**Goal of the exercise**.
Check each line of the listing below for the string "Lord", and copy the ones that have it.
_ _ _ _ _ _ _
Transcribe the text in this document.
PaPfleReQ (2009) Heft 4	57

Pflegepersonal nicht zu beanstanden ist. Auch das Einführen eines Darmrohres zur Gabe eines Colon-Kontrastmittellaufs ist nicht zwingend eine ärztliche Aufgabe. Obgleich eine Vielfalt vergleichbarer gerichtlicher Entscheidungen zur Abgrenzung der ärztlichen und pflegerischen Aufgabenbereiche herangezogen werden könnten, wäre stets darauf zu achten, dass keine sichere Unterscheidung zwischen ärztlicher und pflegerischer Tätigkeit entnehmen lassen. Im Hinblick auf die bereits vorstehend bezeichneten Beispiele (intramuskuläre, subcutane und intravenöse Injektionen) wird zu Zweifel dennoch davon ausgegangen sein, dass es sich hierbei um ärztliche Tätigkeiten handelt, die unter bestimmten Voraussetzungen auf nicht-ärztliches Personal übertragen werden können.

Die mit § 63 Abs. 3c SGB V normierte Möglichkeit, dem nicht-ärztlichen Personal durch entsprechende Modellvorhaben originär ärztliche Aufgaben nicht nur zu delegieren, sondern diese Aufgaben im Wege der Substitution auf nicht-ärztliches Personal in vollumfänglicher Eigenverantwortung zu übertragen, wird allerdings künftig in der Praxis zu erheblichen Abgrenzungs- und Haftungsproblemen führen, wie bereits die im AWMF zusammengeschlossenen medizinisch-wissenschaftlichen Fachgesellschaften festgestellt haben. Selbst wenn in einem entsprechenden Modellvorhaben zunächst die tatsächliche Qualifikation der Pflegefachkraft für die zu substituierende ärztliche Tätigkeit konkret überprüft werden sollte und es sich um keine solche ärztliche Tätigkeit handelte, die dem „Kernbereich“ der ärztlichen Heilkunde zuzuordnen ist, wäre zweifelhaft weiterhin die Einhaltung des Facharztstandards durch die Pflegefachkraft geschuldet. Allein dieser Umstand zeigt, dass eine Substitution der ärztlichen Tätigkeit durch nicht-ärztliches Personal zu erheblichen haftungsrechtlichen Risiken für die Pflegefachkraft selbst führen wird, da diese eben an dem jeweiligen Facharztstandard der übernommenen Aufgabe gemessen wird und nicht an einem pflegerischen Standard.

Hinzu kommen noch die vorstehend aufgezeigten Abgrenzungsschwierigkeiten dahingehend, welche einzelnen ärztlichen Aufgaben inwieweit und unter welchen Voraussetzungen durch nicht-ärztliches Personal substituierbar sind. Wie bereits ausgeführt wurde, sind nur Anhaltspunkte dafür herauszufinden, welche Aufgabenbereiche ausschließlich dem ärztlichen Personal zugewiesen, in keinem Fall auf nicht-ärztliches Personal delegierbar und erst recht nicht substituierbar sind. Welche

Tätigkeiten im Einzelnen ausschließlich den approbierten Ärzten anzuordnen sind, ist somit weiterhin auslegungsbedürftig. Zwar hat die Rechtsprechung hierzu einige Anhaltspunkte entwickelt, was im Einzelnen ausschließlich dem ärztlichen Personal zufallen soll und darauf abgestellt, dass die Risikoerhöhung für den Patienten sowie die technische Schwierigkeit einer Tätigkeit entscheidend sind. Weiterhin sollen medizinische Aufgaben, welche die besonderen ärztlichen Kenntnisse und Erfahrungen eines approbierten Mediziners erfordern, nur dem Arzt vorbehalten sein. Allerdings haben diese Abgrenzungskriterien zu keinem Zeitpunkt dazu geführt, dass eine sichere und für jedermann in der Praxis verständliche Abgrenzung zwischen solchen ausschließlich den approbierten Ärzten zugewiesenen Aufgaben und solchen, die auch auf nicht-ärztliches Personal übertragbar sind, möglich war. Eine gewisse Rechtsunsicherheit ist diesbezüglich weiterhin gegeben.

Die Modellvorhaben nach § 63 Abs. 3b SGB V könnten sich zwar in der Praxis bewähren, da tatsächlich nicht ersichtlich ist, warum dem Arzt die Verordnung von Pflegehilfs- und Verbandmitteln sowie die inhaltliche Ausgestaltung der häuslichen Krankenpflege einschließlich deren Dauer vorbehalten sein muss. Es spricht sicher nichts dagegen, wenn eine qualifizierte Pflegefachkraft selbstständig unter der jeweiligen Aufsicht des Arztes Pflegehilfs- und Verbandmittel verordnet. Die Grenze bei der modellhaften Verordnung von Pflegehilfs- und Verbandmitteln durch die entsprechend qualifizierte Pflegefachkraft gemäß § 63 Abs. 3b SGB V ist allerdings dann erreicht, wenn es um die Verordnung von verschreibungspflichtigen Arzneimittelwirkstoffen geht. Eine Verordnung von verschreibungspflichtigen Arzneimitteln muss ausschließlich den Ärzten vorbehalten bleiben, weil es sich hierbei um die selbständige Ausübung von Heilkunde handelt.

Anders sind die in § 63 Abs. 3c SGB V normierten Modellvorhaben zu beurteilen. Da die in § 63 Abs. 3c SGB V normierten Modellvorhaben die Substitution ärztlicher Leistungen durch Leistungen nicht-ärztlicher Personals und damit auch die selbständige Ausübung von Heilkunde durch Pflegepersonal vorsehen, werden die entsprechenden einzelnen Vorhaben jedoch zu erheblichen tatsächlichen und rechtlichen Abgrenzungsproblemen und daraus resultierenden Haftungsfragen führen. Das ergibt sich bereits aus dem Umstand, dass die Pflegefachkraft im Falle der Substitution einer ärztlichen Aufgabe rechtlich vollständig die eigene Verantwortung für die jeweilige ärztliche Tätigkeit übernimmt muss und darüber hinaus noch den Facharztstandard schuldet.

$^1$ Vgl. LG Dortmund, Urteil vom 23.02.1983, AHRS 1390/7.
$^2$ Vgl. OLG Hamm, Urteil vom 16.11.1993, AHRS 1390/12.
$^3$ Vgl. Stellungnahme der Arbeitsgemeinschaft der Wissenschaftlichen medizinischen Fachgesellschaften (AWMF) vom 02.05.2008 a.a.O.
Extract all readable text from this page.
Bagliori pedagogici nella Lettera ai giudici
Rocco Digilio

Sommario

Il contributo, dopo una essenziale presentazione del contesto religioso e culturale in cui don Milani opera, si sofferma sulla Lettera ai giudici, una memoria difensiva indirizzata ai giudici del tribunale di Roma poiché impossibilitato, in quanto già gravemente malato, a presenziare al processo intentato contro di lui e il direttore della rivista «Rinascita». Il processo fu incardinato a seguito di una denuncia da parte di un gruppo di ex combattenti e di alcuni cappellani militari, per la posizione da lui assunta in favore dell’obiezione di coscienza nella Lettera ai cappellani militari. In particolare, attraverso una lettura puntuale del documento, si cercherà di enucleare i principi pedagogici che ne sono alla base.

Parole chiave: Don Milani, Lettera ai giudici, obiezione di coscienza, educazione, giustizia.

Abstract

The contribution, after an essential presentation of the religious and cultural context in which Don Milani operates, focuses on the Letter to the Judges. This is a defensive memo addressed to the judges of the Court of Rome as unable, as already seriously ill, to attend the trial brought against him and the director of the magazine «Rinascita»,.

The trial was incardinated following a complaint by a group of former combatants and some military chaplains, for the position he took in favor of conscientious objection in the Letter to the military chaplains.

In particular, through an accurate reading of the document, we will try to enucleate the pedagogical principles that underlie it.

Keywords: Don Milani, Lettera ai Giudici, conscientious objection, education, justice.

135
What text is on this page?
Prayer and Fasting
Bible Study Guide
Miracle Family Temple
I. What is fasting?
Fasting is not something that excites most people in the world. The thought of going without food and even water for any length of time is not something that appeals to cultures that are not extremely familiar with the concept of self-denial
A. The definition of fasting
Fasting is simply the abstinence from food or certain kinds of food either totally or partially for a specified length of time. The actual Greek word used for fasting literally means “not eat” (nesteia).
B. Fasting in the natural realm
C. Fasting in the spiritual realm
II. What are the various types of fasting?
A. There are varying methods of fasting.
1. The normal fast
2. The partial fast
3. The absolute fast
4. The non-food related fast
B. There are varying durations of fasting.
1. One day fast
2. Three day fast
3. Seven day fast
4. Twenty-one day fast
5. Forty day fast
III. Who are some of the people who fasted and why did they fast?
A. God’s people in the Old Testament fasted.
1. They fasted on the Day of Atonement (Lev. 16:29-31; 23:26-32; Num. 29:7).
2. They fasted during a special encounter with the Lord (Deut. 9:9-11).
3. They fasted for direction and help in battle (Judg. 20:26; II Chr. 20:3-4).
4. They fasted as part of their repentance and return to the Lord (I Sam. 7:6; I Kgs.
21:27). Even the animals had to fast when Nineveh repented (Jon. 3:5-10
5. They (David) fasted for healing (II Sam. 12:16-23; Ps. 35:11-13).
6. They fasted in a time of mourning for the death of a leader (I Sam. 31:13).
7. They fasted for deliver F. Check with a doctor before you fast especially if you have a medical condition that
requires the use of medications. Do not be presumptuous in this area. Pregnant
_ _ _ _ _ _ _
**Problem solution**.
2. They fasted during a special encounter with the Lord (Deut. 9:9-11).
4. They fasted as part of their repentance and return to the Lord (I Sam. 7:6; I Kgs.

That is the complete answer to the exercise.